### Task brief
Output the records exactly. Include every line.
* * *
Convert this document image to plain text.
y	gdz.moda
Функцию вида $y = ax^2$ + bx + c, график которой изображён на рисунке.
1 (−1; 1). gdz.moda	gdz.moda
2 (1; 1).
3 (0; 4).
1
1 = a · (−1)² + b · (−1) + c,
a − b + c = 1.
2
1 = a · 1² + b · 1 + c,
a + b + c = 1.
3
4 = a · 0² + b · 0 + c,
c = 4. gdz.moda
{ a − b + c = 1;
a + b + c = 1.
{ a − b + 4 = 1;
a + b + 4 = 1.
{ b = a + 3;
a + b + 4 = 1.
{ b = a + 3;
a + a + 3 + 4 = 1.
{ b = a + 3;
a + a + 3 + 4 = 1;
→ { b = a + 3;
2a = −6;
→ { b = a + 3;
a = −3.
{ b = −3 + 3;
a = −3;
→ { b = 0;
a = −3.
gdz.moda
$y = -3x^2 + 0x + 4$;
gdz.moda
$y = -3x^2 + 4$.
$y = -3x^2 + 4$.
* * *
### Finished exercise
Convert this document image to plain text.
y	gdz.moda
Функцию вида $y = ax^2$ + bx + c, график которой изображён на рисунке.
1 (−1; 1). gdz.moda	gdz.moda
2 (1; 1).
3 (0; 4).
1
1 = a · (−1)² + b · (−1) + c,
a − b + c = 1.
2
1 = a · 1² + b · 1 + c,
a + b + c = 1.
3
4 = a · 0² + b · 0 + c,
c = 4. gdz.moda
{ a − b + c = 1;
a + b + c = 1.
{ a − b + 4 = 1;
a + b + 4 = 1.
{ b = a + 3;
a + b + 4 = 1.
{ b = a + 3;
a + a + 3 + 4 = 1.
{ b = a + 3;
a + a + 3 + 4 = 1;
→ { b = a + 3;
2a = −6;
→ { b = a + 3;
a = −3.
{ b = −3 + 3;
a = −3;
→ { b = 0;
a = −3.
gdz.moda
$y = -3x^2 + 0x + 4$;
gdz.moda
$y = -3x^2 + 4$.
$y = -3x^2 + 4$.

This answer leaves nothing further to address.